__TO BE DONE__
Retype the material word for word.

__PROVIDED INFORMATION__
---

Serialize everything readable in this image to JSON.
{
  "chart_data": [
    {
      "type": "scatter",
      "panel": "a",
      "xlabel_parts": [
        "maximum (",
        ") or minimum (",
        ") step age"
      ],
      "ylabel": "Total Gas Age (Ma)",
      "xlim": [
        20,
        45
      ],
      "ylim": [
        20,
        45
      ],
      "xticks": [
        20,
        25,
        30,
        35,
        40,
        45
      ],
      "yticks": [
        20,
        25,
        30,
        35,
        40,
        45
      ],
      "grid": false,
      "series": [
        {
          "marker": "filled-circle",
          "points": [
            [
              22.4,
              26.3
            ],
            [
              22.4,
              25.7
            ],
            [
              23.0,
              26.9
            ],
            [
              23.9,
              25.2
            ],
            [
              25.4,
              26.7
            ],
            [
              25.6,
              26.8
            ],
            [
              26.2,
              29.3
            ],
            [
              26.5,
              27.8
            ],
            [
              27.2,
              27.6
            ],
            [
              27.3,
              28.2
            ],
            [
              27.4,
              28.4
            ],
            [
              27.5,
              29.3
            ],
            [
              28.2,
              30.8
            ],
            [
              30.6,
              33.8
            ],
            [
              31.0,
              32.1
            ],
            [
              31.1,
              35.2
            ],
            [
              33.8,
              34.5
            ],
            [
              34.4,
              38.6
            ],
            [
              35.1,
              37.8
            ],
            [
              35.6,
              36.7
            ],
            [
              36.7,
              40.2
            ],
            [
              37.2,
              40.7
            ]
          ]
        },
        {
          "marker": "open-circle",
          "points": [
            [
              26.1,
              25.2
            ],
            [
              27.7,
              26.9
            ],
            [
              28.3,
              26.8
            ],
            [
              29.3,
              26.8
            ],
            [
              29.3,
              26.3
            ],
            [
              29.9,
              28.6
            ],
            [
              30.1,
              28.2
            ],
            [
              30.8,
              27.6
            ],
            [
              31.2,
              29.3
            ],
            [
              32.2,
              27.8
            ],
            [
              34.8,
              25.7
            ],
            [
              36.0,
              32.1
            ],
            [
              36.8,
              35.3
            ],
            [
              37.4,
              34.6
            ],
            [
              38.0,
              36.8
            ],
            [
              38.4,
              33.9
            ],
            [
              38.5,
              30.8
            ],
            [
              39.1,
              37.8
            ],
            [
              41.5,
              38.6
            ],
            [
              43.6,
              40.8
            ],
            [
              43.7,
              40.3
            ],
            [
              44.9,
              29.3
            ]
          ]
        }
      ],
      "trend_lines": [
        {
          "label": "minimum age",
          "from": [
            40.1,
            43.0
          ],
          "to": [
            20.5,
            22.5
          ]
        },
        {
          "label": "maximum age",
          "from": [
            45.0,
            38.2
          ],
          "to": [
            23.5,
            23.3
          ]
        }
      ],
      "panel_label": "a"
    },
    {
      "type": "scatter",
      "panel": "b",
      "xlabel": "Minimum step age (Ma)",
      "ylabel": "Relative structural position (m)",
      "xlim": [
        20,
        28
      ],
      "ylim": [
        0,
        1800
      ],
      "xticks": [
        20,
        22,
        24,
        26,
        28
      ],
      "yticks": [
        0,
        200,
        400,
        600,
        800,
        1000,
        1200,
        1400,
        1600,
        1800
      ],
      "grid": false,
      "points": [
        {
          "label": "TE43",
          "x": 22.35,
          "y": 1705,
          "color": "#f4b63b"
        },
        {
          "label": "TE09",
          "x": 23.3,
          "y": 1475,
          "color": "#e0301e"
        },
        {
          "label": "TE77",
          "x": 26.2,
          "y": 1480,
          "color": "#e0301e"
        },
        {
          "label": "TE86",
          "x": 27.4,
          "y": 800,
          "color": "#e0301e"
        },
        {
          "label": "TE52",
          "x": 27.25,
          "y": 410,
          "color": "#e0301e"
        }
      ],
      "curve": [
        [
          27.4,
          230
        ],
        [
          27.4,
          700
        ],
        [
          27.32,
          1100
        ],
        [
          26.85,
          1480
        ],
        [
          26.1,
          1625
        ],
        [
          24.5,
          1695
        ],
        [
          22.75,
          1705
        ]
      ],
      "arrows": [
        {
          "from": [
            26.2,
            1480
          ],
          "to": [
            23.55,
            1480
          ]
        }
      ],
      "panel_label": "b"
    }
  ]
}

---

__EXERCISE RESPONSE__
Serialize everything readable in this image to JSON.
{
  "chart_data": [
    {
      "type": "scatter",
      "panel": "a",
      "xlabel_parts": [
        "maximum (",
        ") or minimum (",
        ") step age"
      ],
      "ylabel": "Total Gas Age (Ma)",
      "xlim": [
        20,
        45
      ],
      "ylim": [
        20,
        45
      ],
      "xticks": [
        20,
        25,
        30,
        35,
        40,
        45
      ],
      "yticks": [
        20,
        25,
        30,
        35,
        40,
        45
      ],
      "grid": false,
      "series": [
        {
          "marker": "filled-circle",
          "points": [
            [
              22.4,
              26.3
            ],
            [
              22.4,
              25.7
            ],
            [
              23.0,
              26.9
            ],
            [
              23.9,
              25.2
            ],
            [
              25.4,
              26.7
            ],
            [
              25.6,
              26.8
            ],
            [
              26.2,
              29.3
            ],
            [
              26.5,
              27.8
            ],
            [
              27.2,
              27.6
            ],
            [
              27.3,
              28.2
            ],
            [
              27.4,
              28.4
            ],
            [
              27.5,
              29.3
            ],
            [
              28.2,
              30.8
            ],
            [
              30.6,
              33.8
            ],
            [
              31.0,
              32.1
            ],
            [
              31.1,
              35.2
            ],
            [
              33.8,
              34.5
            ],
            [
              34.4,
              38.6
            ],
            [
              35.1,
              37.8
            ],
            [
              35.6,
              36.7
            ],
            [
              36.7,
              40.2
            ],
            [
              37.2,
              40.7
            ]
          ]
        },
        {
          "marker": "open-circle",
          "points": [
            [
              26.1,
              25.2
            ],
            [
              27.7,
              26.9
            ],
            [
              28.3,
              26.8
            ],
            [
              29.3,
              26.8
            ],
            [
              29.3,
              26.3
            ],
            [
              29.9,
              28.6
            ],
            [
              30.1,
              28.2
            ],
            [
              30.8,
              27.6
            ],
            [
              31.2,
              29.3
            ],
            [
              32.2,
              27.8
            ],
            [
              34.8,
              25.7
            ],
            [
              36.0,
              32.1
            ],
            [
              36.8,
              35.3
            ],
            [
              37.4,
              34.6
            ],
            [
              38.0,
              36.8
            ],
            [
              38.4,
              33.9
            ],
            [
              38.5,
              30.8
            ],
            [
              39.1,
              37.8
            ],
            [
              41.5,
              38.6
            ],
            [
              43.6,
              40.8
            ],
            [
              43.7,
              40.3
            ],
            [
              44.9,
              29.3
            ]
          ]
        }
      ],
      "trend_lines": [
        {
          "label": "minimum age",
          "from": [
            40.1,
            43.0
          ],
          "to": [
            20.5,
            22.5
          ]
        },
        {
          "label": "maximum age",
          "from": [
            45.0,
            38.2
          ],
          "to": [
            23.5,
            23.3
          ]
        }
      ],
      "panel_label": "a"
    },
    {
      "type": "scatter",
      "panel": "b",
      "xlabel": "Minimum step age (Ma)",
      "ylabel": "Relative structural position (m)",
      "xlim": [
        20,
        28
      ],
      "ylim": [
        0,
        1800
      ],
      "xticks": [
        20,
        22,
        24,
        26,
        28
      ],
      "yticks": [
        0,
        200,
        400,
        600,
        800,
        1000,
        1200,
        1400,
        1600,
        1800
      ],
      "grid": false,
      "points": [
        {
          "label": "TE43",
          "x": 22.35,
          "y": 1705,
          "color": "#f4b63b"
        },
        {
          "label": "TE09",
          "x": 23.3,
          "y": 1475,
          "color": "#e0301e"
        },
        {
          "label": "TE77",
          "x": 26.2,
          "y": 1480,
          "color": "#e0301e"
        },
        {
          "label": "TE86",
          "x": 27.4,
          "y": 800,
          "color": "#e0301e"
        },
        {
          "label": "TE52",
          "x": 27.25,
          "y": 410,
          "color": "#e0301e"
        }
      ],
      "curve": [
        [
          27.4,
          230
        ],
        [
          27.4,
          700
        ],
        [
          27.32,
          1100
        ],
        [
          26.85,
          1480
        ],
        [
          26.1,
          1625
        ],
        [
          24.5,
          1695
        ],
        [
          22.75,
          1705
        ]
      ],
      "arrows": [
        {
          "from": [
            26.2,
            1480
          ],
          "to": [
            23.55,
            1480
          ]
        }
      ],
      "panel_label": "b"
    }
  ]
}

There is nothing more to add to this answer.